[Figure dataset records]
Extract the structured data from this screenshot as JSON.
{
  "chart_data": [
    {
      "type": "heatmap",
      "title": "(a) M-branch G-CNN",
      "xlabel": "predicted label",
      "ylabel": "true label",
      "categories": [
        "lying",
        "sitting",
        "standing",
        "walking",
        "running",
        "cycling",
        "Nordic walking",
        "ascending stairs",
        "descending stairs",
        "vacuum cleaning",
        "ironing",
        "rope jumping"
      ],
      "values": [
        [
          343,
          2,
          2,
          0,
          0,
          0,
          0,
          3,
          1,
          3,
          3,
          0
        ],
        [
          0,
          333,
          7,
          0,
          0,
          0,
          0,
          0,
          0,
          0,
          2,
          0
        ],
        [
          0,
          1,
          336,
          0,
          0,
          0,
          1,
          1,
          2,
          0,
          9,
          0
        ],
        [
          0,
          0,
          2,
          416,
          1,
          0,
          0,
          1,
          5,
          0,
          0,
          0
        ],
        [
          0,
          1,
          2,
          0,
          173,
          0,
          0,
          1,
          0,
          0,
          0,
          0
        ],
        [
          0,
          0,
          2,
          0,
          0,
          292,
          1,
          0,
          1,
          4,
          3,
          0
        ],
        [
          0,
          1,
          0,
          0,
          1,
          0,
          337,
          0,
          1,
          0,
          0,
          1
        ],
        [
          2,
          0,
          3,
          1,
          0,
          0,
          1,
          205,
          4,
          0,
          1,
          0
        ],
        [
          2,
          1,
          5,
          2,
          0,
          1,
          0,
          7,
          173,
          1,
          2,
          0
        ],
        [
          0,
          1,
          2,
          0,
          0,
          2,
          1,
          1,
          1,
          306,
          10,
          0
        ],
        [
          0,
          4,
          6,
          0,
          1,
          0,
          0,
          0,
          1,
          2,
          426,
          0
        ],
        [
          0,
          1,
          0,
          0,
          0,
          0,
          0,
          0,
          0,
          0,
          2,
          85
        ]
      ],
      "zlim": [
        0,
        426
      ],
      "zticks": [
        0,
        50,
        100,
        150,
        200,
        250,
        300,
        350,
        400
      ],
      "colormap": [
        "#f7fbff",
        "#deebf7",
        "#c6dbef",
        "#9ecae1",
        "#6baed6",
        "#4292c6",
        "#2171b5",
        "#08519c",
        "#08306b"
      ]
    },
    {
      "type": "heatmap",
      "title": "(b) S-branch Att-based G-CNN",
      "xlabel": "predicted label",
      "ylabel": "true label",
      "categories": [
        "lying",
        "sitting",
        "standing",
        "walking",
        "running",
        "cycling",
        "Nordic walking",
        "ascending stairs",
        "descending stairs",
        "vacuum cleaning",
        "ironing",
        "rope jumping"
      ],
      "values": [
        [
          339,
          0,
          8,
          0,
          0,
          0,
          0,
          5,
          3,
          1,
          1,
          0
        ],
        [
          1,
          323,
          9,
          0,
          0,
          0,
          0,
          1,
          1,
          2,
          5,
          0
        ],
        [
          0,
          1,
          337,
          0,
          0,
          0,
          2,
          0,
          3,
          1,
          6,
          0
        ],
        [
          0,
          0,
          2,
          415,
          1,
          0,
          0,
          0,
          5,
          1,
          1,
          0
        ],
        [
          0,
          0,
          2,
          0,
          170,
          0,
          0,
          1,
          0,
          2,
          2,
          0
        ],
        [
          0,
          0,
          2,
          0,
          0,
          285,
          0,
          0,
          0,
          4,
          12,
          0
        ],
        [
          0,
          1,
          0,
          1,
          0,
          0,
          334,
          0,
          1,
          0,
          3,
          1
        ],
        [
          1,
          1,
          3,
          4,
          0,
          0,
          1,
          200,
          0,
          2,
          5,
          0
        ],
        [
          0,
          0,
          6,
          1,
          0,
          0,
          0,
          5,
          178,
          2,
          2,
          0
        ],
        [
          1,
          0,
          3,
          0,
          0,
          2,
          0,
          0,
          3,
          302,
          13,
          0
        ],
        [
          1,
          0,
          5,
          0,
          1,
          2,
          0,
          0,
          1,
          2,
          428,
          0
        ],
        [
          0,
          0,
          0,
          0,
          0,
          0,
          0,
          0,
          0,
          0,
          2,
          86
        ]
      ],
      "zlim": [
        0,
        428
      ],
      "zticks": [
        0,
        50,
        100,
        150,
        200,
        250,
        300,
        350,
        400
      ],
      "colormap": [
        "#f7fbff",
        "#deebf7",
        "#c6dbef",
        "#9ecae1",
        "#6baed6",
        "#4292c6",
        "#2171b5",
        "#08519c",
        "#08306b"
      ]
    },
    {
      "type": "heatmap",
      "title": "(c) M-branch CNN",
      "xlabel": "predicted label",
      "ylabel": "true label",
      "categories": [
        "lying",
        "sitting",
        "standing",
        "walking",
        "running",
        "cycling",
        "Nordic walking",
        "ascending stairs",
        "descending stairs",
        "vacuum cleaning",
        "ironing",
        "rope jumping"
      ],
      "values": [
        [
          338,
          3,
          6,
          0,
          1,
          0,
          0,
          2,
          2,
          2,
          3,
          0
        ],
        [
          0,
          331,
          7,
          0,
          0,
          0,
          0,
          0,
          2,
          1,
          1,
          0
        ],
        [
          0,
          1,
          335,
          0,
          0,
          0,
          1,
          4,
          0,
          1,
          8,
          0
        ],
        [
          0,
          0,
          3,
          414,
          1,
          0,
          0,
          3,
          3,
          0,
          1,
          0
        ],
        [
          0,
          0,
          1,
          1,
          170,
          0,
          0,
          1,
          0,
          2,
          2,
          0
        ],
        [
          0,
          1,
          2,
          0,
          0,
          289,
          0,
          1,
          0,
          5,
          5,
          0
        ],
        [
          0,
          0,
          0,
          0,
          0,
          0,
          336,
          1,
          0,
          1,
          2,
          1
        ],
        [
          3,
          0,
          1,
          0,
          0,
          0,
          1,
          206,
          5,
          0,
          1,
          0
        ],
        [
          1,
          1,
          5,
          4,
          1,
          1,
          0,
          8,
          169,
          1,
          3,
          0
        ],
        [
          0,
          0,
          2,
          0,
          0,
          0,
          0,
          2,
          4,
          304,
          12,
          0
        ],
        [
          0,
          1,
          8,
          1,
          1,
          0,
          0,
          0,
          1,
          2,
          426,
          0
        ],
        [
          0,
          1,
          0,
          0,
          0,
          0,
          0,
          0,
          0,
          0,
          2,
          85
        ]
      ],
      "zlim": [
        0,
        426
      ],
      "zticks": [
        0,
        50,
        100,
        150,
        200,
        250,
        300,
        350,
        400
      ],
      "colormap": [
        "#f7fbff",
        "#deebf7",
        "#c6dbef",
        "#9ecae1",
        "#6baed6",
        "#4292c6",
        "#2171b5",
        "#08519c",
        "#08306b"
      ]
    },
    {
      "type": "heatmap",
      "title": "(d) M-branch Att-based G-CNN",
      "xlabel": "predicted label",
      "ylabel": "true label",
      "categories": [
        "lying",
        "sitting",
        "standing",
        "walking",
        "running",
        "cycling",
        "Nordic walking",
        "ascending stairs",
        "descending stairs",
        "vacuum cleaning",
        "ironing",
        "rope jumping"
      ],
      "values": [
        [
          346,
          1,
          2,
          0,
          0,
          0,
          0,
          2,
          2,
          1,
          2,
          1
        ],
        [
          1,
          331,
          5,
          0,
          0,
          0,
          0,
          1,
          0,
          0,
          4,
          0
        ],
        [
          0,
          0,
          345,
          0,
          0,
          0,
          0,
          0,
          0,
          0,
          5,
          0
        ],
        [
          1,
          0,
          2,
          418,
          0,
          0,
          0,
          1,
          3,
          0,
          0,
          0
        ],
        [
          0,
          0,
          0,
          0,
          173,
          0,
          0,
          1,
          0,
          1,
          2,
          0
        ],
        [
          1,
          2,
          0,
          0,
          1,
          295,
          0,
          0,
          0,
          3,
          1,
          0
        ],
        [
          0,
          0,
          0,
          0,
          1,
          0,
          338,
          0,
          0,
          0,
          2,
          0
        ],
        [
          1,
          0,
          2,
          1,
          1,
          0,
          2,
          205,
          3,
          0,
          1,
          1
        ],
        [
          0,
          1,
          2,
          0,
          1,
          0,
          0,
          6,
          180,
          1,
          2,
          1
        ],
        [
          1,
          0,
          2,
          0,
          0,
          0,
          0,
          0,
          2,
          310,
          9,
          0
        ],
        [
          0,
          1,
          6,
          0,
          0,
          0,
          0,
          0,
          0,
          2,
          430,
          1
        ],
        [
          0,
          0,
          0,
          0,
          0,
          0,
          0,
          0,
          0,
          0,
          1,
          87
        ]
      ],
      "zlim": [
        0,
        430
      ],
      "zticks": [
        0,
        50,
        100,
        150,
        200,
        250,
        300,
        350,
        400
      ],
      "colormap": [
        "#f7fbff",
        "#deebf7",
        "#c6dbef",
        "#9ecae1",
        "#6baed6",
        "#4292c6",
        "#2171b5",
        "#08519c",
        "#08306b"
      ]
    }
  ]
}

• SET TASK:
Gather each line of the listing that holds the string "branch".

• SOLUTION FOR THIS EXERCISE:
      "title": "(a) M-branch G-CNN",
      "title": "(b) S-branch Att-based G-CNN",
      "title": "(c) M-branch CNN",
      "title": "(d) M-branch Att-based G-CNN",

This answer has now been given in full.